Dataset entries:
>> START
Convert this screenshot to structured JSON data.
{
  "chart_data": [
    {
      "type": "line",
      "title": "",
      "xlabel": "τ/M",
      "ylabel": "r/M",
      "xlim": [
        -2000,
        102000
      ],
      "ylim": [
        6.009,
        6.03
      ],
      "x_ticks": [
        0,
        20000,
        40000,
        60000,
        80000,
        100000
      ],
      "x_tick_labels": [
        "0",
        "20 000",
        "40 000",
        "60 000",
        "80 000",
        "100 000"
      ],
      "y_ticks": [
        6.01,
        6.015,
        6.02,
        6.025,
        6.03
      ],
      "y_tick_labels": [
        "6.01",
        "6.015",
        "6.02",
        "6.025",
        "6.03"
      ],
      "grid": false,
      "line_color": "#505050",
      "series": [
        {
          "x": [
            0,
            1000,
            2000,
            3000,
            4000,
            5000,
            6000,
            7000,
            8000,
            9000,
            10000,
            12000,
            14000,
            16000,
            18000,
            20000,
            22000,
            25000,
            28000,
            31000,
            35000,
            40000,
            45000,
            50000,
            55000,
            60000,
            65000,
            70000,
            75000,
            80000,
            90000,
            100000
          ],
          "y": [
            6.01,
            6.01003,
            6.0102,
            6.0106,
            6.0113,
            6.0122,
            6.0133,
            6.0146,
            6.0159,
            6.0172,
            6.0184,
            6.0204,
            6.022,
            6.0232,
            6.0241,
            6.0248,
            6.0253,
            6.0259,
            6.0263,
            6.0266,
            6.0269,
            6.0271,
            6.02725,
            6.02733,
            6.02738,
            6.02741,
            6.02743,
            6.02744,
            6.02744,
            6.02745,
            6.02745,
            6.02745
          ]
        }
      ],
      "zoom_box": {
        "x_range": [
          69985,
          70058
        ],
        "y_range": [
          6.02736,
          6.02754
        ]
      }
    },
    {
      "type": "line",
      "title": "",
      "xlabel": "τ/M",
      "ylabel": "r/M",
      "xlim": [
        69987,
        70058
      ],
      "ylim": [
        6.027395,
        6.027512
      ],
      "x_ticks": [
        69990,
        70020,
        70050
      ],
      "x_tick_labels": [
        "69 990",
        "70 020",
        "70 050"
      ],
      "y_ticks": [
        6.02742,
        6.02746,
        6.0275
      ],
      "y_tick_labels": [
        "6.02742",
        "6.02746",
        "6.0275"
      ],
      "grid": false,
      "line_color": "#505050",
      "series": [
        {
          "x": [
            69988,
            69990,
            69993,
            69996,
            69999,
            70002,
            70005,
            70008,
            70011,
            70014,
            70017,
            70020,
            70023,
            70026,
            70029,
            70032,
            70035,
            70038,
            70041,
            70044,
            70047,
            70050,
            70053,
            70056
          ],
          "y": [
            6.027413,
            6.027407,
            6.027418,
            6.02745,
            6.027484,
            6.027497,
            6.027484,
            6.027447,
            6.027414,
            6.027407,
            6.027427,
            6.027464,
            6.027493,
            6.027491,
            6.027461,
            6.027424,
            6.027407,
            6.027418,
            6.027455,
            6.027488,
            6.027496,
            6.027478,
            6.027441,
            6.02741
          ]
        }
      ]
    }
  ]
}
>> END
The data above must be returned in full, exactly as written.

Convert this screenshot to structured JSON data.
{
  "chart_data": [
    {
      "type": "line",
      "title": "",
      "xlabel": "τ/M",
      "ylabel": "r/M",
      "xlim": [
        -2000,
        102000
      ],
      "ylim": [
        6.009,
        6.03
      ],
      "x_ticks": [
        0,
        20000,
        40000,
        60000,
        80000,
        100000
      ],
      "x_tick_labels": [
        "0",
        "20 000",
        "40 000",
        "60 000",
        "80 000",
        "100 000"
      ],
      "y_ticks": [
        6.01,
        6.015,
        6.02,
        6.025,
        6.03
      ],
      "y_tick_labels": [
        "6.01",
        "6.015",
        "6.02",
        "6.025",
        "6.03"
      ],
      "grid": false,
      "line_color": "#505050",
      "series": [
        {
          "x": [
            0,
            1000,
            2000,
            3000,
            4000,
            5000,
            6000,
            7000,
            8000,
            9000,
            10000,
            12000,
            14000,
            16000,
            18000,
            20000,
            22000,
            25000,
            28000,
            31000,
            35000,
            40000,
            45000,
            50000,
            55000,
            60000,
            65000,
            70000,
            75000,
            80000,
            90000,
            100000
          ],
          "y": [
            6.01,
            6.01003,
            6.0102,
            6.0106,
            6.0113,
            6.0122,
            6.0133,
            6.0146,
            6.0159,
            6.0172,
            6.0184,
            6.0204,
            6.022,
            6.0232,
            6.0241,
            6.0248,
            6.0253,
            6.0259,
            6.0263,
            6.0266,
            6.0269,
            6.0271,
            6.02725,
            6.02733,
            6.02738,
            6.02741,
            6.02743,
            6.02744,
            6.02744,
            6.02745,
            6.02745,
            6.02745
          ]
        }
      ],
      "zoom_box": {
        "x_range": [
          69985,
          70058
        ],
        "y_range": [
          6.02736,
          6.02754
        ]
      }
    },
    {
      "type": "line",
      "title": "",
      "xlabel": "τ/M",
      "ylabel": "r/M",
      "xlim": [
        69987,
        70058
      ],
      "ylim": [
        6.027395,
        6.027512
      ],
      "x_ticks": [
        69990,
        70020,
        70050
      ],
      "x_tick_labels": [
        "69 990",
        "70 020",
        "70 050"
      ],
      "y_ticks": [
        6.02742,
        6.02746,
        6.0275
      ],
      "y_tick_labels": [
        "6.02742",
        "6.02746",
        "6.0275"
      ],
      "grid": false,
      "line_color": "#505050",
      "series": [
        {
          "x": [
            69988,
            69990,
            69993,
            69996,
            69999,
            70002,
            70005,
            70008,
            70011,
            70014,
            70017,
            70020,
            70023,
            70026,
            70029,
            70032,
            70035,
            70038,
            70041,
            70044,
            70047,
            70050,
            70053,
            70056
          ],
          "y": [
            6.027413,
            6.027407,
            6.027418,
            6.02745,
            6.027484,
            6.027497,
            6.027484,
            6.027447,
            6.027414,
            6.027407,
            6.027427,
            6.027464,
            6.027493,
            6.027491,
            6.027461,
            6.027424,
            6.027407,
            6.027418,
            6.027455,
            6.027488,
            6.027496,
            6.027478,
            6.027441,
            6.02741
          ]
        }
      ]
    }
  ]
}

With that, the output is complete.